(WHAT IS ASKED) Print each of the rows below without changing a character, but leave out the pictures.

══ ROWS

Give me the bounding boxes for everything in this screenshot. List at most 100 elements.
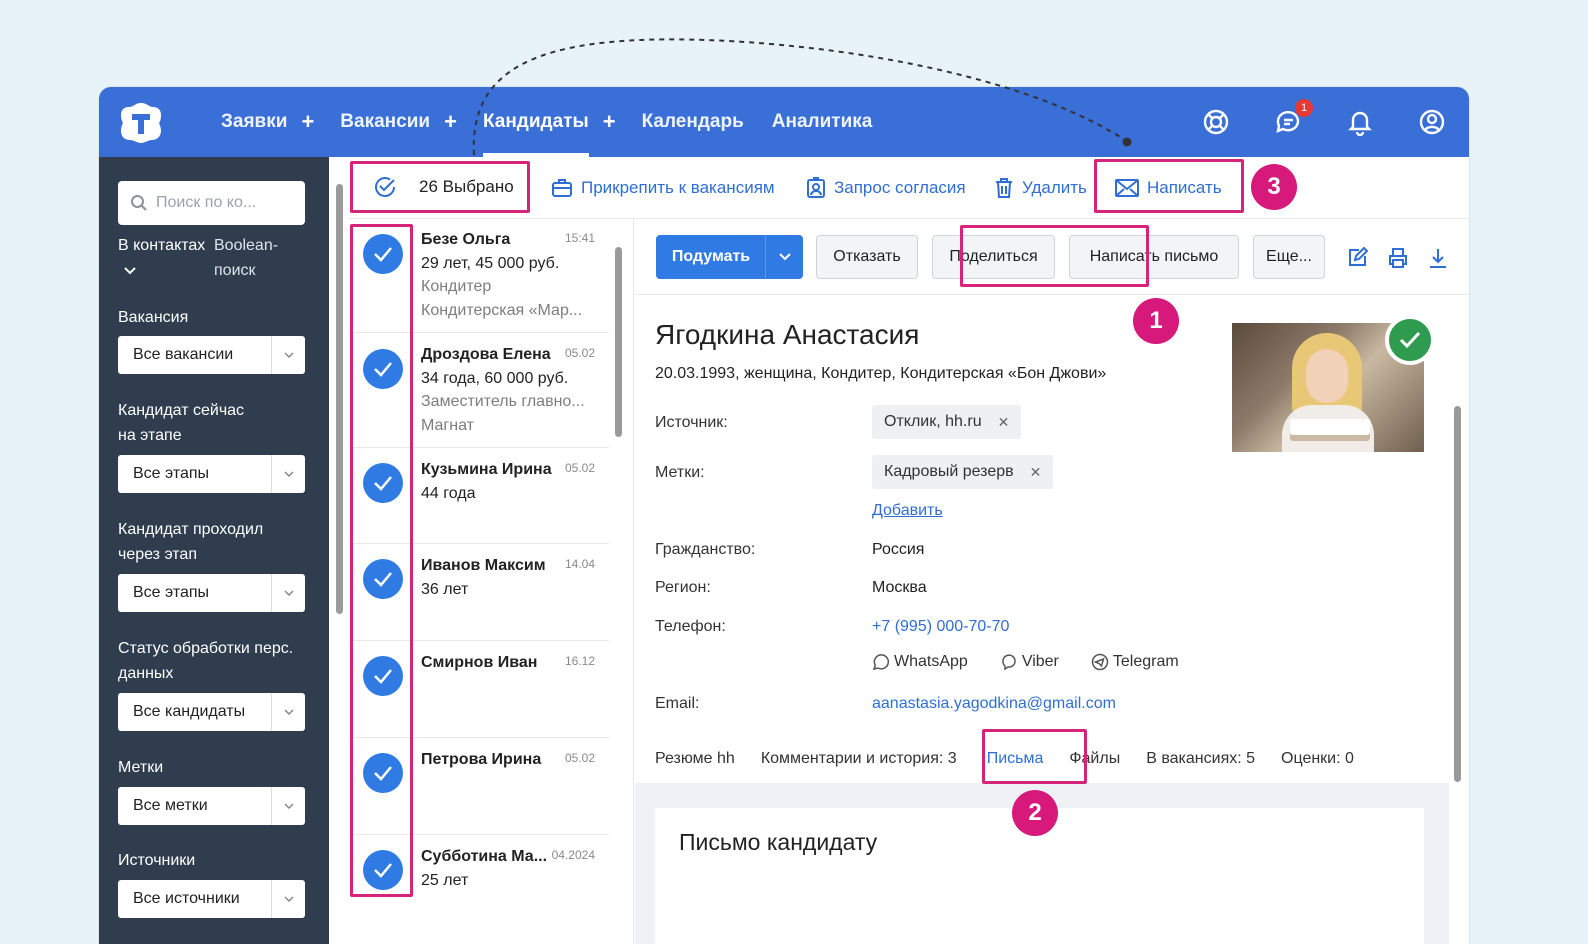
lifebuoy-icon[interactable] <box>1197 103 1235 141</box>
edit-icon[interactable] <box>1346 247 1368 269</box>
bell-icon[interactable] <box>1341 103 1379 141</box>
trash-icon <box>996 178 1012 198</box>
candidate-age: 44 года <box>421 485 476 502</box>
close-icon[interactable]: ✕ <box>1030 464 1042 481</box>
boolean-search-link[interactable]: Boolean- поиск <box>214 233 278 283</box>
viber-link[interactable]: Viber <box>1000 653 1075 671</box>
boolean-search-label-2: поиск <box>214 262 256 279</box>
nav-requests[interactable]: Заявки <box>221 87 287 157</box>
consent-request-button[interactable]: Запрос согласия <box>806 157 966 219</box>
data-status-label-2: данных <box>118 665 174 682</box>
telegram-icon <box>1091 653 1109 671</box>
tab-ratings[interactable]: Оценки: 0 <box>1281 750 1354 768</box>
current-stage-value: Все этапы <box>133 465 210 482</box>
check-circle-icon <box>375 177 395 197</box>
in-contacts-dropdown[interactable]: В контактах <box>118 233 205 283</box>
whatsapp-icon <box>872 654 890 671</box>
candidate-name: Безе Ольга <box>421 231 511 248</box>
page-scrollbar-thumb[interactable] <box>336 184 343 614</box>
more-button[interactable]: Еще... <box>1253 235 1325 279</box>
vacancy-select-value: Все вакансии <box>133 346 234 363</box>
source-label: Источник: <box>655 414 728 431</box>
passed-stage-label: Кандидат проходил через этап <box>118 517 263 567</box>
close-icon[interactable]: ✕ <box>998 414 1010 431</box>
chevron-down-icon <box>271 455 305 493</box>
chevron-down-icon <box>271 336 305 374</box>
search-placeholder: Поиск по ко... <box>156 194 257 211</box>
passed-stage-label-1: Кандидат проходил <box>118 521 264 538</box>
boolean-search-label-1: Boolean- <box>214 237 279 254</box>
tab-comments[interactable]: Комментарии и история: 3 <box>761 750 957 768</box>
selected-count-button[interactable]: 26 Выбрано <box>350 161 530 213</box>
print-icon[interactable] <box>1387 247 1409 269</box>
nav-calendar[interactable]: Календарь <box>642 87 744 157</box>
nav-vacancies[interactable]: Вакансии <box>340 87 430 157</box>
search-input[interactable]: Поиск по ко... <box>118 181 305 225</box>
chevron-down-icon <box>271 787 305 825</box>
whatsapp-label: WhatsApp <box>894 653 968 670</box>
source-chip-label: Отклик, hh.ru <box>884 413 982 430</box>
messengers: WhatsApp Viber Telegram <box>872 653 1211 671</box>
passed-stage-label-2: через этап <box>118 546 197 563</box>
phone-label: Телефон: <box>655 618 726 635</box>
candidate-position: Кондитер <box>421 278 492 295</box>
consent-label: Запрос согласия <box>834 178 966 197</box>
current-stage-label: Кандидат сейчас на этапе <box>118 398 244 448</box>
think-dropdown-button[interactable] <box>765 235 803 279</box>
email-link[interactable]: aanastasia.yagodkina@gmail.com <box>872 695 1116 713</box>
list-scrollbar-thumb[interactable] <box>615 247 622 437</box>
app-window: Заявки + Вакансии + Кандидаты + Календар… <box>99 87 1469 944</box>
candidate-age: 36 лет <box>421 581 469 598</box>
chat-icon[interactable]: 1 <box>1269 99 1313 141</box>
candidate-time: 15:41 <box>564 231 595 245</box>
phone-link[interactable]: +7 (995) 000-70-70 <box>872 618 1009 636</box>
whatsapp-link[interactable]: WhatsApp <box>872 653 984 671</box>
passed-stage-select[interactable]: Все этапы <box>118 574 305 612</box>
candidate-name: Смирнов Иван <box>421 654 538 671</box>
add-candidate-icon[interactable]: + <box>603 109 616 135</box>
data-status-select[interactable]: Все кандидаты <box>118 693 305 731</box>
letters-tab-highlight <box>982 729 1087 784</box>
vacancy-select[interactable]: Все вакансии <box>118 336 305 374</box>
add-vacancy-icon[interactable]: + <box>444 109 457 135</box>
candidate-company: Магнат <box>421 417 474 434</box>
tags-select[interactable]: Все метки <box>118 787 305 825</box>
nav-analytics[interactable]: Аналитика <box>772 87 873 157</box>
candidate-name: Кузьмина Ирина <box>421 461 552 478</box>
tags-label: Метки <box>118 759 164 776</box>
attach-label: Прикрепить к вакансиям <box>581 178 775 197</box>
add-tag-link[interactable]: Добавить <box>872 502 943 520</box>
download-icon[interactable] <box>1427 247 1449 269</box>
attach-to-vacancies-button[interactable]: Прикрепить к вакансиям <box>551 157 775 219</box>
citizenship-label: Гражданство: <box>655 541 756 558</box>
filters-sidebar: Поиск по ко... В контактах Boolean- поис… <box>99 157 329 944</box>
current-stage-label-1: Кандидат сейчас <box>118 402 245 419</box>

════

(THE COMPLETED TASK)
Give me the bounding boxes for everything in this screenshot. List at most 100 elements.
lifebuoy-icon[interactable] <box>1197 103 1235 141</box>
edit-icon[interactable] <box>1346 247 1368 269</box>
bell-icon[interactable] <box>1341 103 1379 141</box>
trash-icon <box>996 178 1012 198</box>
candidate-age: 44 года <box>421 485 476 502</box>
close-icon[interactable]: ✕ <box>1030 464 1042 481</box>
boolean-search-link[interactable]: Boolean- поиск <box>214 233 278 283</box>
viber-link[interactable]: Viber <box>1000 653 1075 671</box>
boolean-search-label-2: поиск <box>214 262 256 279</box>
nav-requests[interactable]: Заявки <box>221 87 287 157</box>
consent-request-button[interactable]: Запрос согласия <box>806 157 966 219</box>
data-status-label-2: данных <box>118 665 174 682</box>
telegram-icon <box>1091 653 1109 671</box>
tab-ratings[interactable]: Оценки: 0 <box>1281 750 1354 768</box>
current-stage-value: Все этапы <box>133 465 210 482</box>
check-circle-icon <box>375 177 395 197</box>
in-contacts-dropdown[interactable]: В контактах <box>118 233 205 283</box>
whatsapp-icon <box>872 654 890 671</box>
candidate-name: Безе Ольга <box>421 231 511 248</box>
page-scrollbar-thumb[interactable] <box>336 184 343 614</box>
more-button[interactable]: Еще... <box>1253 235 1325 279</box>
vacancy-select-value: Все вакансии <box>133 346 234 363</box>
source-label: Источник: <box>655 414 728 431</box>
passed-stage-label: Кандидат проходил через этап <box>118 517 263 567</box>
close-icon[interactable]: ✕ <box>998 414 1010 431</box>
chevron-down-icon <box>271 455 305 493</box>
chevron-down-icon <box>271 336 305 374</box>
search-placeholder: Поиск по ко... <box>156 194 257 211</box>
passed-stage-label-1: Кандидат проходил <box>118 521 264 538</box>
boolean-search-label-1: Boolean- <box>214 237 279 254</box>
tab-comments[interactable]: Комментарии и история: 3 <box>761 750 957 768</box>
selected-count-button[interactable]: 26 Выбрано <box>350 161 530 213</box>
print-icon[interactable] <box>1387 247 1409 269</box>
nav-calendar[interactable]: Календарь <box>642 87 744 157</box>
nav-vacancies[interactable]: Вакансии <box>340 87 430 157</box>
search-input[interactable]: Поиск по ко... <box>118 181 305 225</box>
chevron-down-icon <box>271 787 305 825</box>
whatsapp-label: WhatsApp <box>894 653 968 670</box>
source-chip-label: Отклик, hh.ru <box>884 413 982 430</box>
messengers: WhatsApp Viber Telegram <box>872 653 1211 671</box>
passed-stage-label-2: через этап <box>118 546 197 563</box>
phone-label: Телефон: <box>655 618 726 635</box>
candidate-position: Кондитер <box>421 278 492 295</box>
consent-label: Запрос согласия <box>834 178 966 197</box>
current-stage-label: Кандидат сейчас на этапе <box>118 398 244 448</box>
think-dropdown-button[interactable] <box>765 235 803 279</box>
email-link[interactable]: aanastasia.yagodkina@gmail.com <box>872 695 1116 713</box>
list-scrollbar-thumb[interactable] <box>615 247 622 437</box>
app-window: Заявки + Вакансии + Кандидаты + Календар… <box>99 87 1469 944</box>
candidate-age: 36 лет <box>421 581 469 598</box>
chat-icon[interactable]: 1 <box>1269 99 1313 141</box>
candidate-time: 15:41 <box>564 231 595 245</box>
phone-link[interactable]: +7 (995) 000-70-70 <box>872 618 1009 636</box>
whatsapp-link[interactable]: WhatsApp <box>872 653 984 671</box>
passed-stage-select[interactable]: Все этапы <box>118 574 305 612</box>
candidate-name: Смирнов Иван <box>421 654 538 671</box>
add-candidate-icon[interactable]: + <box>603 109 616 135</box>
data-status-select[interactable]: Все кандидаты <box>118 693 305 731</box>
letters-tab-highlight <box>982 729 1087 784</box>
vacancy-select[interactable]: Все вакансии <box>118 336 305 374</box>
add-vacancy-icon[interactable]: + <box>444 109 457 135</box>
candidate-company: Магнат <box>421 417 474 434</box>
tags-select[interactable]: Все метки <box>118 787 305 825</box>
nav-analytics[interactable]: Аналитика <box>772 87 873 157</box>
candidate-name: Кузьмина Ирина <box>421 461 552 478</box>
tags-label: Метки <box>118 759 164 776</box>
attach-label: Прикрепить к вакансиям <box>581 178 775 197</box>
add-tag-link[interactable]: Добавить <box>872 502 943 520</box>
download-icon[interactable] <box>1427 247 1449 269</box>
attach-to-vacancies-button[interactable]: Прикрепить к вакансиям <box>551 157 775 219</box>
citizenship-label: Гражданство: <box>655 541 756 558</box>
filters-sidebar: Поиск по ко... В контактах Boolean- поис… <box>99 157 329 944</box>
current-stage-label-1: Кандидат сейчас <box>118 402 245 419</box>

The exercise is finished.